We investigate all kinds of human rights abuses against children: the use of children as soldiers; the worst forms of child labor; torture of children by police; police violence against street children; conditions in correctional institutions and orphanages; corporal punishment in schools; mistreatment of refugee and migrant children; trafficking of children for labor and prostitution; discrimination in education because of race, gender, sexual orientation, or HIV/AIDS; and sexual violence against girls and boys.

Children's physical and intellectual immaturity makes them particularly vulnerable to human rights violations. Their ill-treatment calls for special attention because, for the most part, children cannot speak for themselves: their opinions are seldom taken into account and they can only rarely form their own organizations to work for change. Humanitarian groups that work for children largely concentrate on survival and development; if they openly criticize governments for abusing children they run the risk of having their programs closed. Our work to protect children and raise awareness around the world about the violence and discrimination experienced by children is essential.

▸ WRITTEN TASKS
1 – The passage on child rights abuses names several grounds for discrimination in education. List each of them.
2 – Reproduce the part of the passage on child rights abuses between "We investigate all" and "girls and boys.", inclusive.
3 – Proceed with the passage on child rights abuses, picking up right after its last sentence.

▸ RECORDED DATA
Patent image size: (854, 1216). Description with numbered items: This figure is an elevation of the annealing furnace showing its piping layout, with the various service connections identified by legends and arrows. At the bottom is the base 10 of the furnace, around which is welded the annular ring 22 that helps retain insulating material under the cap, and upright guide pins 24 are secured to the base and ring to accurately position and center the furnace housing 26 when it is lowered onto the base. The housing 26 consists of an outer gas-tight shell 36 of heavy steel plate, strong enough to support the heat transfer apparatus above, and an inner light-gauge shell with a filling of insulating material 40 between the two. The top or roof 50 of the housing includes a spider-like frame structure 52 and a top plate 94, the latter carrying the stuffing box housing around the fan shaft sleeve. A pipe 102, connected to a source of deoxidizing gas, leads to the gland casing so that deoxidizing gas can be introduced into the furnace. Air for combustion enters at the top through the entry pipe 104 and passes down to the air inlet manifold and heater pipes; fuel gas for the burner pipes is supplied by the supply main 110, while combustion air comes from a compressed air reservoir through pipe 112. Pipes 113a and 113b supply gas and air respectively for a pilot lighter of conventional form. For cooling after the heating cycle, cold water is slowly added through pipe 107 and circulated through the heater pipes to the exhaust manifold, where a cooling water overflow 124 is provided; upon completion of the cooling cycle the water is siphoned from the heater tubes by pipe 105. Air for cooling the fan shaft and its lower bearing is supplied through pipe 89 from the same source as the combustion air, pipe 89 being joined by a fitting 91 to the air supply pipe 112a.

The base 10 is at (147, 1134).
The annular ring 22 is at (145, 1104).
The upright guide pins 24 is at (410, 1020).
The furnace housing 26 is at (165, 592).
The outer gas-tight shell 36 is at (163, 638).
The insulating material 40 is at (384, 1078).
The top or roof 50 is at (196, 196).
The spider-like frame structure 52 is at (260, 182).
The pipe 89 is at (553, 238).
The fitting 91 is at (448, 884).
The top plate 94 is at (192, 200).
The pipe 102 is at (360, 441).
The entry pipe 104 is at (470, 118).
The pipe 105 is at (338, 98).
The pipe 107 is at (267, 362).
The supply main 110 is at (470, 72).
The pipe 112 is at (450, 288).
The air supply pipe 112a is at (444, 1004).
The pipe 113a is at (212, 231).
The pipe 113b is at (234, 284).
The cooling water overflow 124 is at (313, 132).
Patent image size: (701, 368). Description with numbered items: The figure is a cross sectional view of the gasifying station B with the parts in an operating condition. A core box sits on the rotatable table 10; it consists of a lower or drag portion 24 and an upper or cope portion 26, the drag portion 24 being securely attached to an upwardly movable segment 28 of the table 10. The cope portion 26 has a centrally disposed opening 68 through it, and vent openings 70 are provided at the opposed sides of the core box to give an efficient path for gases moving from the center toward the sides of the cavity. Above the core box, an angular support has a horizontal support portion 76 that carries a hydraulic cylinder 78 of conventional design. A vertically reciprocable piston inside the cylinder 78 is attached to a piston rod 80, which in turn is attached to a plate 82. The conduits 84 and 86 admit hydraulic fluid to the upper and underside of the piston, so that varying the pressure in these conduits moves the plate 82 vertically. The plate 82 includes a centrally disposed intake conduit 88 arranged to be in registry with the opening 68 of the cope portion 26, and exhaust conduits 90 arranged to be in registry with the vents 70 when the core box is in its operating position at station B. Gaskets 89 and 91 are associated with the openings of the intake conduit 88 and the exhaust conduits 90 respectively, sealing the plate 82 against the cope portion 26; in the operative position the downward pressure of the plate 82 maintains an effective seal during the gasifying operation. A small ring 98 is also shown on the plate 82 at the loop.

▸ ANSWERS IN ORDER
1 – race, gender, sexual orientation, HIV/AIDS

2 –
We investigate all kinds of human rights abuses against children: the use of children as soldiers; the worst forms of child labor; torture of children by police; police violence against street children; conditions in correctional institutions and orphanages; corporal punishment in schools; mistreatment of refugee and migrant children; trafficking of children for labor and prostitution; discrimination in education because of race, gender, sexual orientation, or HIV/AIDS; and sexual violence against girls and boys.

3 –
The Children's Rights Division examines children's rights abuses in every part of the world; we send fact-finding missions to countries where abuses are occurring-interviewing child victims, parents, human rights activists, lawyers, child care workers, government officials, and others, working closely with local human rights groups to identify specific abuses and strategies for change. We then write objective, factual reports and present them to governments, international organizations (such as the United Nations, the European Union, the Organization of American States, and the African Union), non-governmental organizations, policy makers, and the media. We devise campaigns and work in coalition with local and international groups to expose abuses of children's rights and to put a stop to them.

We have looked at such questions as child soldiers in Burma, Colombia, Liberia, and Uganda; child farmworkers in Egypt, Ecuador, El Salvador, and the United States; ill-treatment in orphanages in China, Romania, and Russia; violence against school children in Kenya and South Africa, brutality in correctional institutions in Jamaica, Pakistan, and the United States; discrimination against kids affected by HIV/AIDS in Kenya and India; and police violence against street children in seven countries on four continents.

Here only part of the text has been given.